(Element location listings)

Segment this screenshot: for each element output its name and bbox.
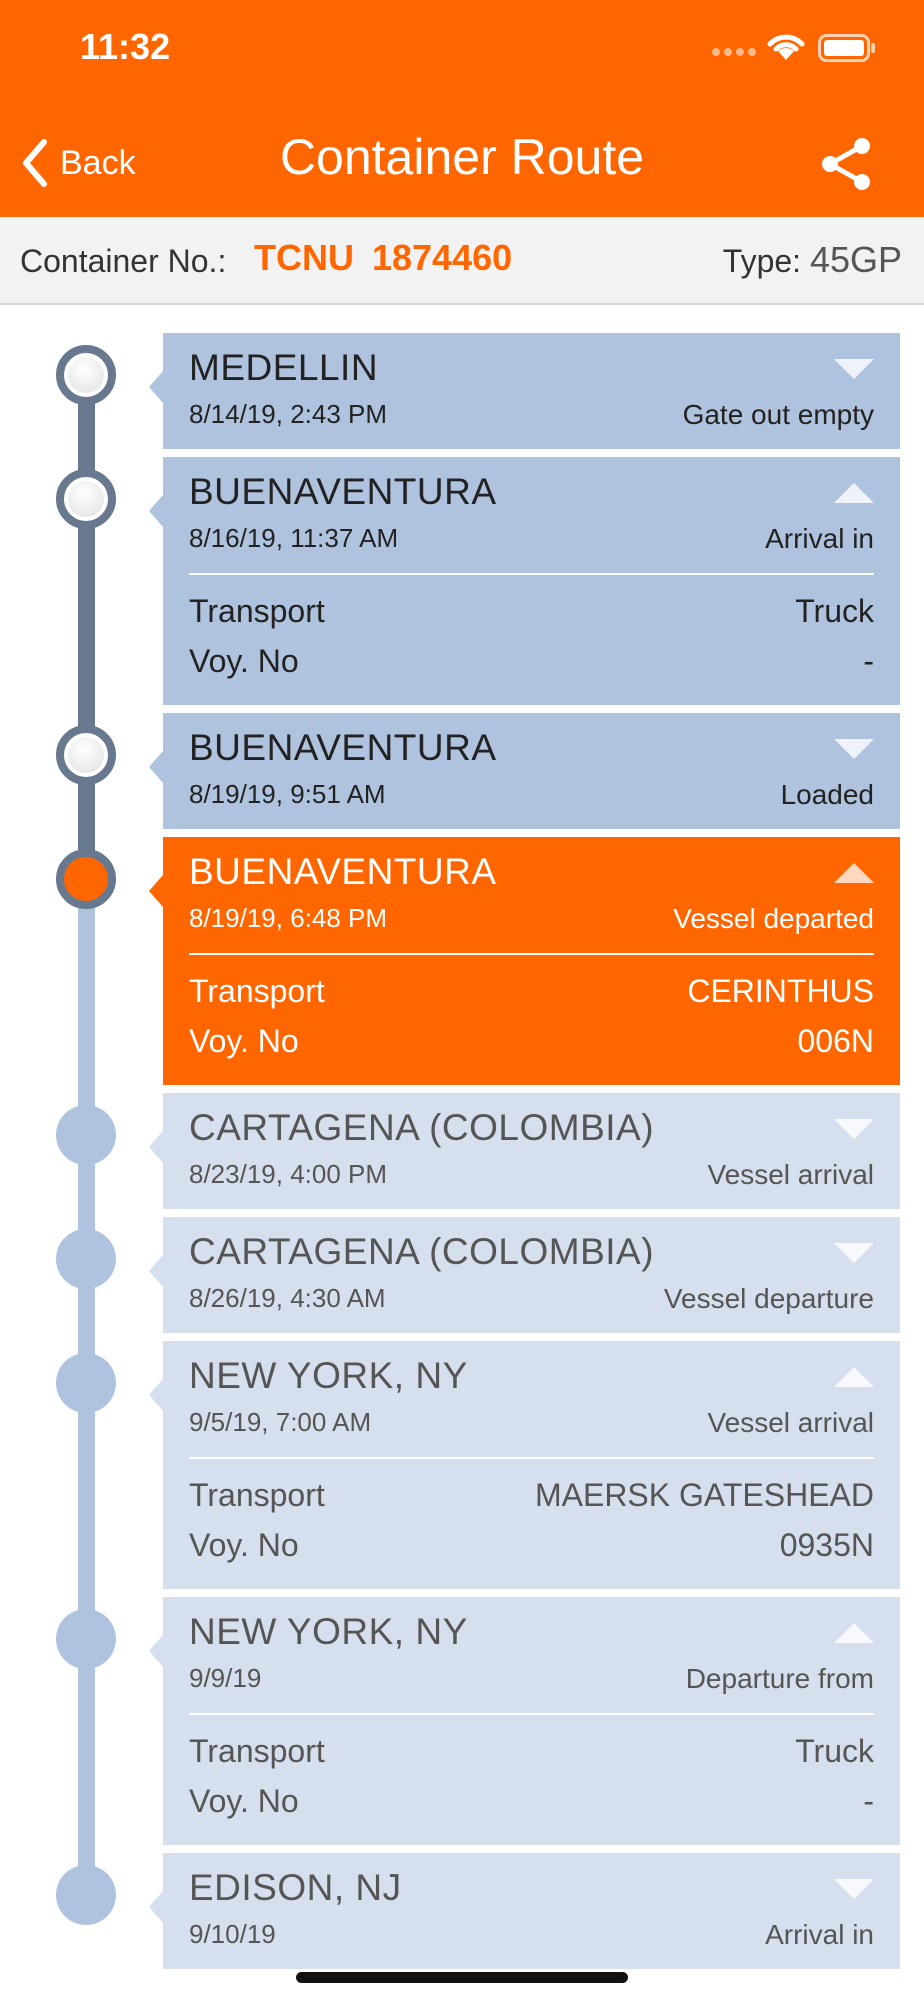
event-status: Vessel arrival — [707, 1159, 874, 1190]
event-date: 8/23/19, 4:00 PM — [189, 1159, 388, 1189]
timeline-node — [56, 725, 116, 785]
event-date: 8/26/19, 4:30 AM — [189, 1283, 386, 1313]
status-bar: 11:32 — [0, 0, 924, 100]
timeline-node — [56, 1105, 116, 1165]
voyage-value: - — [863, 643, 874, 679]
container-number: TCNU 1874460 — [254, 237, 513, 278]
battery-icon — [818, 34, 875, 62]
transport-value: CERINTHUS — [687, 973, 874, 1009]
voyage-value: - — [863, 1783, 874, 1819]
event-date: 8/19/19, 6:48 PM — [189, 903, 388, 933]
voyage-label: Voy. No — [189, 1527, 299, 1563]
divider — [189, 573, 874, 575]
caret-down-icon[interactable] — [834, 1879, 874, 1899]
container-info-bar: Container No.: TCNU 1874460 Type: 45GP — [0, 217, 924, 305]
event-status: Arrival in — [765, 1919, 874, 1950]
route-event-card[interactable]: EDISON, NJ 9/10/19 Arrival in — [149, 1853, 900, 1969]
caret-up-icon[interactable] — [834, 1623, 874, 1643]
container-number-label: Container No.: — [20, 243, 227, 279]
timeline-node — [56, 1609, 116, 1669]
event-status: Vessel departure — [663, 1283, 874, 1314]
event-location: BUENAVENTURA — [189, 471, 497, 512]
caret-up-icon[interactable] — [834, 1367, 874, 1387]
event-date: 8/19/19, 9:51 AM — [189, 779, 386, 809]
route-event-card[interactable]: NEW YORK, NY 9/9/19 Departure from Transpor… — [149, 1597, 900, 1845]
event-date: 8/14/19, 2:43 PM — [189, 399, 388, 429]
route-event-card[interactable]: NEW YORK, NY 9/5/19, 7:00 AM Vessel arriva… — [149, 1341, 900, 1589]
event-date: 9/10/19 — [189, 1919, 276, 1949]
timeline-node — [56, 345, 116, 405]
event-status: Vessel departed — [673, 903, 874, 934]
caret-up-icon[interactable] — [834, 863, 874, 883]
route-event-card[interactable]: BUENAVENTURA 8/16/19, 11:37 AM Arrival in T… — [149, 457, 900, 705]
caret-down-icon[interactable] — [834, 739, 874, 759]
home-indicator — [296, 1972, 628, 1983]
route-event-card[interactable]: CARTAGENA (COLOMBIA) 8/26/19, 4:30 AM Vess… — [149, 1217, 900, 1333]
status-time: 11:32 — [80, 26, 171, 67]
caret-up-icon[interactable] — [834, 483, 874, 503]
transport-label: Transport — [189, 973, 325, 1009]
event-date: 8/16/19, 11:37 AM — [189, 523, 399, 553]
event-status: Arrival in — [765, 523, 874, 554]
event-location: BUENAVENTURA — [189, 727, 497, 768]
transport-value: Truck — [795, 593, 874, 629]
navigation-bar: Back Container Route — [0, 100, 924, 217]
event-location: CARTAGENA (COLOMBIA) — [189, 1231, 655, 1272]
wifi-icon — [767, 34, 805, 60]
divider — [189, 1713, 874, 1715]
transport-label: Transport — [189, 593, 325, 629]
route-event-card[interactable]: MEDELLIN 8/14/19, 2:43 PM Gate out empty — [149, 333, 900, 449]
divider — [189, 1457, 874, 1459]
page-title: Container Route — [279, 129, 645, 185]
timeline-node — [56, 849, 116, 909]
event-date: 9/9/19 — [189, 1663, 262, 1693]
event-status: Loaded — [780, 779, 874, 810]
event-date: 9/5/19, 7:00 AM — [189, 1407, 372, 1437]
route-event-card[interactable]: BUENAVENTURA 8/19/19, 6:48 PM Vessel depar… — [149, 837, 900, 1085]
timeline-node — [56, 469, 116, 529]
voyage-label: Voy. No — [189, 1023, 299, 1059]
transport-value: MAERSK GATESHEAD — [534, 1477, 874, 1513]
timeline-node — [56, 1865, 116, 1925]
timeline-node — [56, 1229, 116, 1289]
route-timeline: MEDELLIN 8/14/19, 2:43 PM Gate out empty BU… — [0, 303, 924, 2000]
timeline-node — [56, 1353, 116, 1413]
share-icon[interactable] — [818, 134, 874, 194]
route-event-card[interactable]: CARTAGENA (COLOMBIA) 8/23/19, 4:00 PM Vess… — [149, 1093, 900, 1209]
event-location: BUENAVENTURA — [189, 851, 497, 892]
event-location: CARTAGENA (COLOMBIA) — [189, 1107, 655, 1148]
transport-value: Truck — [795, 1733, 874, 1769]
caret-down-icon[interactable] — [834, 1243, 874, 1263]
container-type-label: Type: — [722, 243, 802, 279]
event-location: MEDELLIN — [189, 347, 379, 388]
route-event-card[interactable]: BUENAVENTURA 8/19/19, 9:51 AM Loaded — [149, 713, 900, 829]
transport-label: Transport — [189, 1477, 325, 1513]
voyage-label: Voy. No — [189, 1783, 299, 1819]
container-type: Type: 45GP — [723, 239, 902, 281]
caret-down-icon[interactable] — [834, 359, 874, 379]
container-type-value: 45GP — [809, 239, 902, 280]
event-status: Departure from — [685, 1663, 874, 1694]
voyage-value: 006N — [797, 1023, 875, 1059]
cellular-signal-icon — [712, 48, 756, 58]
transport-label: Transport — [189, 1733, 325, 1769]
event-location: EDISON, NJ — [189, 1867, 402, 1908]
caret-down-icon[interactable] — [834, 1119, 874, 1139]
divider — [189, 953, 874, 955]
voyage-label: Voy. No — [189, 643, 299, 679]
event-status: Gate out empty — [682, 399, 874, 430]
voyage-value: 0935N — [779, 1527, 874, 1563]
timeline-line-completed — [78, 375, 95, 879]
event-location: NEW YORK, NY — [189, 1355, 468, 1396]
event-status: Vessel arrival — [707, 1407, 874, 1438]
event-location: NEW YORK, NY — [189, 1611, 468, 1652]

» Written request
Rewrite the records with every "timeline-node" switched to "timeline-marker" and nothing else altered, leaving out the pictures.

» Exercise output
Segment this screenshot: for each element output its name and bbox.
event-status: Vessel arrival — [707, 1159, 874, 1190]
event-date: 8/23/19, 4:00 PM — [189, 1159, 388, 1189]
timeline-marker — [56, 725, 116, 785]
event-date: 8/26/19, 4:30 AM — [189, 1283, 386, 1313]
status-bar: 11:32 — [0, 0, 924, 100]
timeline-marker — [56, 1105, 116, 1165]
voyage-value: - — [863, 643, 874, 679]
container-number: TCNU 1874460 — [254, 237, 513, 278]
battery-icon — [818, 34, 875, 62]
transport-value: CERINTHUS — [687, 973, 874, 1009]
voyage-value: - — [863, 1783, 874, 1819]
event-date: 8/19/19, 6:48 PM — [189, 903, 388, 933]
voyage-label: Voy. No — [189, 1527, 299, 1563]
divider — [189, 573, 874, 575]
caret-down-icon[interactable] — [834, 1879, 874, 1899]
container-info-bar: Container No.: TCNU 1874460 Type: 45GP — [0, 217, 924, 305]
event-status: Arrival in — [765, 1919, 874, 1950]
route-event-card[interactable]: EDISON, NJ 9/10/19 Arrival in — [149, 1853, 900, 1969]
caret-up-icon[interactable] — [834, 1623, 874, 1643]
container-number-label: Container No.: — [20, 243, 227, 279]
timeline-marker — [56, 1609, 116, 1669]
event-status: Vessel departure — [663, 1283, 874, 1314]
event-location: BUENAVENTURA — [189, 471, 497, 512]
caret-up-icon[interactable] — [834, 1367, 874, 1387]
event-date: 8/19/19, 9:51 AM — [189, 779, 386, 809]
route-event-card[interactable]: NEW YORK, NY 9/9/19 Departure from Transpor… — [149, 1597, 900, 1845]
event-date: 8/14/19, 2:43 PM — [189, 399, 388, 429]
route-event-card[interactable]: NEW YORK, NY 9/5/19, 7:00 AM Vessel arriva… — [149, 1341, 900, 1589]
event-date: 9/10/19 — [189, 1919, 276, 1949]
timeline-marker — [56, 345, 116, 405]
event-status: Vessel departed — [673, 903, 874, 934]
caret-up-icon[interactable] — [834, 863, 874, 883]
route-event-card[interactable]: BUENAVENTURA 8/16/19, 11:37 AM Arrival in T… — [149, 457, 900, 705]
caret-down-icon[interactable] — [834, 739, 874, 759]
home-indicator — [296, 1972, 628, 1983]
route-event-card[interactable]: CARTAGENA (COLOMBIA) 8/26/19, 4:30 AM Vess… — [149, 1217, 900, 1333]
status-time: 11:32 — [80, 26, 171, 67]
caret-up-icon[interactable] — [834, 483, 874, 503]
transport-label: Transport — [189, 973, 325, 1009]
event-date: 8/16/19, 11:37 AM — [189, 523, 399, 553]
event-status: Arrival in — [765, 523, 874, 554]
event-location: BUENAVENTURA — [189, 727, 497, 768]
transport-value: Truck — [795, 593, 874, 629]
navigation-bar: Back Container Route — [0, 100, 924, 217]
event-location: CARTAGENA (COLOMBIA) — [189, 1231, 655, 1272]
wifi-icon — [767, 34, 805, 60]
divider — [189, 1713, 874, 1715]
transport-label: Transport — [189, 593, 325, 629]
route-event-card[interactable]: MEDELLIN 8/14/19, 2:43 PM Gate out empty — [149, 333, 900, 449]
divider — [189, 1457, 874, 1459]
page-title: Container Route — [279, 129, 645, 185]
timeline-marker — [56, 849, 116, 909]
event-date: 9/9/19 — [189, 1663, 262, 1693]
event-status: Loaded — [780, 779, 874, 810]
event-date: 9/5/19, 7:00 AM — [189, 1407, 372, 1437]
route-event-card[interactable]: BUENAVENTURA 8/19/19, 6:48 PM Vessel depar… — [149, 837, 900, 1085]
timeline-marker — [56, 469, 116, 529]
voyage-label: Voy. No — [189, 1023, 299, 1059]
transport-value: MAERSK GATESHEAD — [534, 1477, 874, 1513]
timeline-marker — [56, 1865, 116, 1925]
timeline-marker — [56, 1229, 116, 1289]
route-timeline: MEDELLIN 8/14/19, 2:43 PM Gate out empty BU… — [0, 303, 924, 2000]
timeline-marker — [56, 1353, 116, 1413]
share-icon[interactable] — [818, 134, 874, 194]
route-event-card[interactable]: CARTAGENA (COLOMBIA) 8/23/19, 4:00 PM Vess… — [149, 1093, 900, 1209]
event-location: BUENAVENTURA — [189, 851, 497, 892]
event-location: CARTAGENA (COLOMBIA) — [189, 1107, 655, 1148]
transport-value: Truck — [795, 1733, 874, 1769]
caret-down-icon[interactable] — [834, 1243, 874, 1263]
container-type-label: Type: — [722, 243, 802, 279]
event-location: MEDELLIN — [189, 347, 379, 388]
route-event-card[interactable]: BUENAVENTURA 8/19/19, 9:51 AM Loaded — [149, 713, 900, 829]
transport-label: Transport — [189, 1477, 325, 1513]
voyage-label: Voy. No — [189, 1783, 299, 1819]
container-type: Type: 45GP — [723, 239, 902, 281]
caret-down-icon[interactable] — [834, 359, 874, 379]
container-type-value: 45GP — [809, 239, 902, 280]
event-status: Departure from — [685, 1663, 874, 1694]
voyage-value: 006N — [797, 1023, 875, 1059]
cellular-signal-icon — [712, 48, 756, 58]
transport-label: Transport — [189, 1733, 325, 1769]
event-location: EDISON, NJ — [189, 1867, 402, 1908]
caret-down-icon[interactable] — [834, 1119, 874, 1139]
divider — [189, 953, 874, 955]
voyage-label: Voy. No — [189, 643, 299, 679]
event-status: Gate out empty — [682, 399, 874, 430]
voyage-value: 0935N — [779, 1527, 874, 1563]
timeline-line-completed — [78, 375, 95, 879]
event-location: NEW YORK, NY — [189, 1355, 468, 1396]
event-status: Vessel arrival — [707, 1407, 874, 1438]
event-location: NEW YORK, NY — [189, 1611, 468, 1652]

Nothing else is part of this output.